** begin Supplied data **

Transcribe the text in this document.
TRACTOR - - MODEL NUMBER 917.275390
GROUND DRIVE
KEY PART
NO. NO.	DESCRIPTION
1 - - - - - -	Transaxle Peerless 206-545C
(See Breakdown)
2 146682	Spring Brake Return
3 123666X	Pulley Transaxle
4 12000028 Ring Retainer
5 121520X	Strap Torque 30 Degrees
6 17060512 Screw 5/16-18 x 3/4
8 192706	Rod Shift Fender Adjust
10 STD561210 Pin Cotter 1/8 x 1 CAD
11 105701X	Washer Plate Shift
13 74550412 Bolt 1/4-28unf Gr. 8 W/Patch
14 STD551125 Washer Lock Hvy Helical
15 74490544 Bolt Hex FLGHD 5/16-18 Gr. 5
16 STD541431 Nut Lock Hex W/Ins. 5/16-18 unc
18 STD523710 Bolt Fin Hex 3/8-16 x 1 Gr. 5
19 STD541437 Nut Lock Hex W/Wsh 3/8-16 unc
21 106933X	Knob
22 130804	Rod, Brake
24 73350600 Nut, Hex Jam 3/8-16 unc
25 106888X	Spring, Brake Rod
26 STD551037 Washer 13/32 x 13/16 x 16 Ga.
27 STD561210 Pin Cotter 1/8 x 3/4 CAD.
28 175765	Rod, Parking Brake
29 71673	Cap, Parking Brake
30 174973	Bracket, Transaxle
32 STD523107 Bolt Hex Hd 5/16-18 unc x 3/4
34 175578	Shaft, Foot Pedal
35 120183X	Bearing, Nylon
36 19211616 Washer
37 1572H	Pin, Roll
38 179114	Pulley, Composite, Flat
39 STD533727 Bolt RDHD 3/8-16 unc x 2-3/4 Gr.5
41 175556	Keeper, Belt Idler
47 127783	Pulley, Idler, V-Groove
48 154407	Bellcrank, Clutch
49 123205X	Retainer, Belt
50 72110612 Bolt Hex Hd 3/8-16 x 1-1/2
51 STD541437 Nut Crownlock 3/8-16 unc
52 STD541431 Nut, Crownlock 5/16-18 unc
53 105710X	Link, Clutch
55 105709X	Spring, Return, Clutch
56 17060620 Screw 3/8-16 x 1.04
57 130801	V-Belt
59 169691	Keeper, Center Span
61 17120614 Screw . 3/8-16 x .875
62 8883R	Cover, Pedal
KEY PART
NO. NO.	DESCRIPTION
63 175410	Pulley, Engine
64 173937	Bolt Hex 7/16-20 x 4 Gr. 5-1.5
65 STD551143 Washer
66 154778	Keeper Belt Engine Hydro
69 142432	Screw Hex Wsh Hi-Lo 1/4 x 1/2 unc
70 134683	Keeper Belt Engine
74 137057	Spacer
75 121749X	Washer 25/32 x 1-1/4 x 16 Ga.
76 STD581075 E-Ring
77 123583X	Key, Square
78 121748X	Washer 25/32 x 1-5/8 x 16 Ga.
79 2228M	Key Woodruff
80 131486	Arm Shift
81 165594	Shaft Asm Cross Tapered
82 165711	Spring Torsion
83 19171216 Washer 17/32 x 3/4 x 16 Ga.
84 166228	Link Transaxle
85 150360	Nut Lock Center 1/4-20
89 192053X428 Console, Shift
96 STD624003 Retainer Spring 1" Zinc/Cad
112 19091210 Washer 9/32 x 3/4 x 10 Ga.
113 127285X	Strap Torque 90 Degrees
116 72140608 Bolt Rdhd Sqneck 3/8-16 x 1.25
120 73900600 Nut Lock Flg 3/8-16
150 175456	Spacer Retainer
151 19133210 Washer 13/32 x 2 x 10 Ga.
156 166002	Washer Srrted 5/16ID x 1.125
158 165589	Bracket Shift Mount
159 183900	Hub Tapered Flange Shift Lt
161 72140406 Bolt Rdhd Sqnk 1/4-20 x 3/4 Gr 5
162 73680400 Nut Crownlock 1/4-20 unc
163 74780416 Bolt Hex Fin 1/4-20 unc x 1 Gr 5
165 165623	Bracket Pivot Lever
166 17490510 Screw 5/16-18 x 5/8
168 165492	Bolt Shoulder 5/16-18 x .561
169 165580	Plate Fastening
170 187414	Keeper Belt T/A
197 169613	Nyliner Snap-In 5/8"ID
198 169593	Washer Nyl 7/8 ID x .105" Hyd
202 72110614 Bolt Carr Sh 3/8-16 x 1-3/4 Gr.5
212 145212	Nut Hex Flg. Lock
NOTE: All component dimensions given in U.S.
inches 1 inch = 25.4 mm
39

** end Supplied data **

Track down the lines that include the word "Idler" and copy them.

41 175556	Keeper, Belt Idler
47 127783	Pulley, Idler, V-Groove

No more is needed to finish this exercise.